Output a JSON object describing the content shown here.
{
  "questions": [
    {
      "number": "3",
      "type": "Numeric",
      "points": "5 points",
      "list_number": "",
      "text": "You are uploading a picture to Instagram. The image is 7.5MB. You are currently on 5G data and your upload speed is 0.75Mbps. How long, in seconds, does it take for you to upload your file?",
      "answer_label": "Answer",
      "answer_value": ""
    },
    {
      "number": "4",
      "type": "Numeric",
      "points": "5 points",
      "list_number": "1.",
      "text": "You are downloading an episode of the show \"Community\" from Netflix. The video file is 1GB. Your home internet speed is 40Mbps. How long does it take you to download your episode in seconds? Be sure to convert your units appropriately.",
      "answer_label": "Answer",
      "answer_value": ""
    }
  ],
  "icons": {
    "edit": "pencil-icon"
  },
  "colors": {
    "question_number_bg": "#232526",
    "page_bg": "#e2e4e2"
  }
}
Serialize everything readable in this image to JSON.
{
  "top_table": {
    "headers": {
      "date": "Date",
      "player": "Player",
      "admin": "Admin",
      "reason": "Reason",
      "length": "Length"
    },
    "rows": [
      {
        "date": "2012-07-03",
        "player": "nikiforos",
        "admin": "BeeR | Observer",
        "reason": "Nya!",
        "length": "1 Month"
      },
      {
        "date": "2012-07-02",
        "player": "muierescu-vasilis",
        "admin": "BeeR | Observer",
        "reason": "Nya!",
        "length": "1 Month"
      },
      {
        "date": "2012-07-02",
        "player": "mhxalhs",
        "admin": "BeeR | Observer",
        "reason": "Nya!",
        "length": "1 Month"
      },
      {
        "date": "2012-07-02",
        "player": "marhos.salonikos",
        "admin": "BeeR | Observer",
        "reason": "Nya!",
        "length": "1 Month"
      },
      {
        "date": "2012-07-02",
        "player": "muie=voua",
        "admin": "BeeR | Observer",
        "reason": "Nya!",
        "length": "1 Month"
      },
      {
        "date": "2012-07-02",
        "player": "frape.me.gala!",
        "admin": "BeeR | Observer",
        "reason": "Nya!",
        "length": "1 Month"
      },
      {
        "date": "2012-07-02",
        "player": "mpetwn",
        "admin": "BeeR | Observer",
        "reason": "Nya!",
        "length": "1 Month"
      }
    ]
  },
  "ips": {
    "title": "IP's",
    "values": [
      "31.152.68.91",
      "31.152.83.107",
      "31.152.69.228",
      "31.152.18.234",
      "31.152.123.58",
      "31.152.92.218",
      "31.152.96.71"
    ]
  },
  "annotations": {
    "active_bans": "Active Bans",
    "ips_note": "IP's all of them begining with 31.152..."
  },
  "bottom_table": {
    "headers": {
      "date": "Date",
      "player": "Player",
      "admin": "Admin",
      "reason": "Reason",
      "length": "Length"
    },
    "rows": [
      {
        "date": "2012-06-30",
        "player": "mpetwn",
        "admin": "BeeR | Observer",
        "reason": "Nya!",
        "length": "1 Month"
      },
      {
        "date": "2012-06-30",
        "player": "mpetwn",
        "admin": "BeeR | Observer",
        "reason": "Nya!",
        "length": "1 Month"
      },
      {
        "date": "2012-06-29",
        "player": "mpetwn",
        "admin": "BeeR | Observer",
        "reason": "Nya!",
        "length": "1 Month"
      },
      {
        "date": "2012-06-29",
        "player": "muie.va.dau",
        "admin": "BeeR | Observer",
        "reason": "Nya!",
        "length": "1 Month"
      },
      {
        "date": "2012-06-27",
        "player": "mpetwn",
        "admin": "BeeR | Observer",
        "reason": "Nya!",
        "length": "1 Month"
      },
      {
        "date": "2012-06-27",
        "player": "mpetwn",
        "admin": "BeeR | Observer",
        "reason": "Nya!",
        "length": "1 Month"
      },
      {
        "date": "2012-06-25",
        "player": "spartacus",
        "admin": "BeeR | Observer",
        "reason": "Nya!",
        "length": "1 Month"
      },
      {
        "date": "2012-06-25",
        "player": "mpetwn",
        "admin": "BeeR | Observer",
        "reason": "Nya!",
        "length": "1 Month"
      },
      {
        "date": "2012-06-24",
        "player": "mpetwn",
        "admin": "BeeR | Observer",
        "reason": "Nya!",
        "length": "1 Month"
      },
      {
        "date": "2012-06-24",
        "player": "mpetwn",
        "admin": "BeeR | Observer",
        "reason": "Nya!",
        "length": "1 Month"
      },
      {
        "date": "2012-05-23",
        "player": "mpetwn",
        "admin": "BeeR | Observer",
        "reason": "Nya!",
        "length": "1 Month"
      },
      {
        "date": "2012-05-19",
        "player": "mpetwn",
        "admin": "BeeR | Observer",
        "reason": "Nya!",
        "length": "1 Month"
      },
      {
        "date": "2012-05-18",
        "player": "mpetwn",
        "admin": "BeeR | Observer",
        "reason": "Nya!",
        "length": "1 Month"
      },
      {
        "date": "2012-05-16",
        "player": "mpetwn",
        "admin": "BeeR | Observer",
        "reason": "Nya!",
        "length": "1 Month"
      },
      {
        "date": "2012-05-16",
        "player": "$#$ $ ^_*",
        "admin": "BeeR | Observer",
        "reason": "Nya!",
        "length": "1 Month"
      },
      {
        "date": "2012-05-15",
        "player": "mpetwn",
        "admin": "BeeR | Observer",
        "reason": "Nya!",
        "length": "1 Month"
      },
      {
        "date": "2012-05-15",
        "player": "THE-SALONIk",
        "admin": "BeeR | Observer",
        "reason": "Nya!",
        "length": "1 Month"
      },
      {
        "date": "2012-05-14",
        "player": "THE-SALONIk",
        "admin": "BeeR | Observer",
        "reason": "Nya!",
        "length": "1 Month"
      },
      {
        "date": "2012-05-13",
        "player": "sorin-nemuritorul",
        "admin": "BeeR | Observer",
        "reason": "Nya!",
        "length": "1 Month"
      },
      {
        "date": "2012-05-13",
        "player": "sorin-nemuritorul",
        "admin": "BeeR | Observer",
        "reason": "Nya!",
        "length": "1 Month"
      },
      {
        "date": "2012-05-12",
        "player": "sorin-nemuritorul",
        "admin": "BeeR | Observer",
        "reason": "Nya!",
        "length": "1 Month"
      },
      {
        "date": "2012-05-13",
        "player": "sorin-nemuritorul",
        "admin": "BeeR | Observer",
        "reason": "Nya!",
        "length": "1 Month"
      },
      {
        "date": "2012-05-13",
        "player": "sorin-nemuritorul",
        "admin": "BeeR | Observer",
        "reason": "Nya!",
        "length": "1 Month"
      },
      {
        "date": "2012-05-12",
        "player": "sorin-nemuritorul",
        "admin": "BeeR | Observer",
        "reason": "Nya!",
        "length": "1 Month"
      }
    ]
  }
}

□ □ □

What you need to do: Transcribe the material exactly as it reads.

Exercise solution:
Output a JSON object describing the content shown here.
{
  "questions": [
    {
      "number": "3",
      "type": "Numeric",
      "points": "5 points",
      "list_number": "",
      "text": "You are uploading a picture to Instagram. The image is 7.5MB. You are currently on 5G data and your upload speed is 0.75Mbps. How long, in seconds, does it take for you to upload your file?",
      "answer_label": "Answer",
      "answer_value": ""
    },
    {
      "number": "4",
      "type": "Numeric",
      "points": "5 points",
      "list_number": "1.",
      "text": "You are downloading an episode of the show \"Community\" from Netflix. The video file is 1GB. Your home internet speed is 40Mbps. How long does it take you to download your episode in seconds? Be sure to convert your units appropriately.",
      "answer_label": "Answer",
      "answer_value": ""
    }
  ],
  "icons": {
    "edit": "pencil-icon"
  },
  "colors": {
    "question_number_bg": "#232526",
    "page_bg": "#e2e4e2"
  }
}
Serialize everything readable in this image to JSON.
{
  "top_table": {
    "headers": {
      "date": "Date",
      "player": "Player",
      "admin": "Admin",
      "reason": "Reason",
      "length": "Length"
    },
    "rows": [
      {
        "date": "2012-07-03",
        "player": "nikiforos",
        "admin": "BeeR | Observer",
        "reason": "Nya!",
        "length": "1 Month"
      },
      {
        "date": "2012-07-02",
        "player": "muierescu-vasilis",
        "admin": "BeeR | Observer",
        "reason": "Nya!",
        "length": "1 Month"
      },
      {
        "date": "2012-07-02",
        "player": "mhxalhs",
        "admin": "BeeR | Observer",
        "reason": "Nya!",
        "length": "1 Month"
      },
      {
        "date": "2012-07-02",
        "player": "marhos.salonikos",
        "admin": "BeeR | Observer",
        "reason": "Nya!",
        "length": "1 Month"
      },
      {
        "date": "2012-07-02",
        "player": "muie=voua",
        "admin": "BeeR | Observer",
        "reason": "Nya!",
        "length": "1 Month"
      },
      {
        "date": "2012-07-02",
        "player": "frape.me.gala!",
        "admin": "BeeR | Observer",
        "reason": "Nya!",
        "length": "1 Month"
      },
      {
        "date": "2012-07-02",
        "player": "mpetwn",
        "admin": "BeeR | Observer",
        "reason": "Nya!",
        "length": "1 Month"
      }
    ]
  },
  "ips": {
    "title": "IP's",
    "values": [
      "31.152.68.91",
      "31.152.83.107",
      "31.152.69.228",
      "31.152.18.234",
      "31.152.123.58",
      "31.152.92.218",
      "31.152.96.71"
    ]
  },
  "annotations": {
    "active_bans": "Active Bans",
    "ips_note": "IP's all of them begining with 31.152..."
  },
  "bottom_table": {
    "headers": {
      "date": "Date",
      "player": "Player",
      "admin": "Admin",
      "reason": "Reason",
      "length": "Length"
    },
    "rows": [
      {
        "date": "2012-06-30",
        "player": "mpetwn",
        "admin": "BeeR | Observer",
        "reason": "Nya!",
        "length": "1 Month"
      },
      {
        "date": "2012-06-30",
        "player": "mpetwn",
        "admin": "BeeR | Observer",
        "reason": "Nya!",
        "length": "1 Month"
      },
      {
        "date": "2012-06-29",
        "player": "mpetwn",
        "admin": "BeeR | Observer",
        "reason": "Nya!",
        "length": "1 Month"
      },
      {
        "date": "2012-06-29",
        "player": "muie.va.dau",
        "admin": "BeeR | Observer",
        "reason": "Nya!",
        "length": "1 Month"
      },
      {
        "date": "2012-06-27",
        "player": "mpetwn",
        "admin": "BeeR | Observer",
        "reason": "Nya!",
        "length": "1 Month"
      },
      {
        "date": "2012-06-27",
        "player": "mpetwn",
        "admin": "BeeR | Observer",
        "reason": "Nya!",
        "length": "1 Month"
      },
      {
        "date": "2012-06-25",
        "player": "spartacus",
        "admin": "BeeR | Observer",
        "reason": "Nya!",
        "length": "1 Month"
      },
      {
        "date": "2012-06-25",
        "player": "mpetwn",
        "admin": "BeeR | Observer",
        "reason": "Nya!",
        "length": "1 Month"
      },
      {
        "date": "2012-06-24",
        "player": "mpetwn",
        "admin": "BeeR | Observer",
        "reason": "Nya!",
        "length": "1 Month"
      },
      {
        "date": "2012-06-24",
        "player": "mpetwn",
        "admin": "BeeR | Observer",
        "reason": "Nya!",
        "length": "1 Month"
      },
      {
        "date": "2012-05-23",
        "player": "mpetwn",
        "admin": "BeeR | Observer",
        "reason": "Nya!",
        "length": "1 Month"
      },
      {
        "date": "2012-05-19",
        "player": "mpetwn",
        "admin": "BeeR | Observer",
        "reason": "Nya!",
        "length": "1 Month"
      },
      {
        "date": "2012-05-18",
        "player": "mpetwn",
        "admin": "BeeR | Observer",
        "reason": "Nya!",
        "length": "1 Month"
      },
      {
        "date": "2012-05-16",
        "player": "mpetwn",
        "admin": "BeeR | Observer",
        "reason": "Nya!",
        "length": "1 Month"
      },
      {
        "date": "2012-05-16",
        "player": "$#$ $ ^_*",
        "admin": "BeeR | Observer",
        "reason": "Nya!",
        "length": "1 Month"
      },
      {
        "date": "2012-05-15",
        "player": "mpetwn",
        "admin": "BeeR | Observer",
        "reason": "Nya!",
        "length": "1 Month"
      },
      {
        "date": "2012-05-15",
        "player": "THE-SALONIk",
        "admin": "BeeR | Observer",
        "reason": "Nya!",
        "length": "1 Month"
      },
      {
        "date": "2012-05-14",
        "player": "THE-SALONIk",
        "admin": "BeeR | Observer",
        "reason": "Nya!",
        "length": "1 Month"
      },
      {
        "date": "2012-05-13",
        "player": "sorin-nemuritorul",
        "admin": "BeeR | Observer",
        "reason": "Nya!",
        "length": "1 Month"
      },
      {
        "date": "2012-05-13",
        "player": "sorin-nemuritorul",
        "admin": "BeeR | Observer",
        "reason": "Nya!",
        "length": "1 Month"
      },
      {
        "date": "2012-05-12",
        "player": "sorin-nemuritorul",
        "admin": "BeeR | Observer",
        "reason": "Nya!",
        "length": "1 Month"
      },
      {
        "date": "2012-05-13",
        "player": "sorin-nemuritorul",
        "admin": "BeeR | Observer",
        "reason": "Nya!",
        "length": "1 Month"
      },
      {
        "date": "2012-05-13",
        "player": "sorin-nemuritorul",
        "admin": "BeeR | Observer",
        "reason": "Nya!",
        "length": "1 Month"
      },
      {
        "date": "2012-05-12",
        "player": "sorin-nemuritorul",
        "admin": "BeeR | Observer",
        "reason": "Nya!",
        "length": "1 Month"
      }
    ]
  }
}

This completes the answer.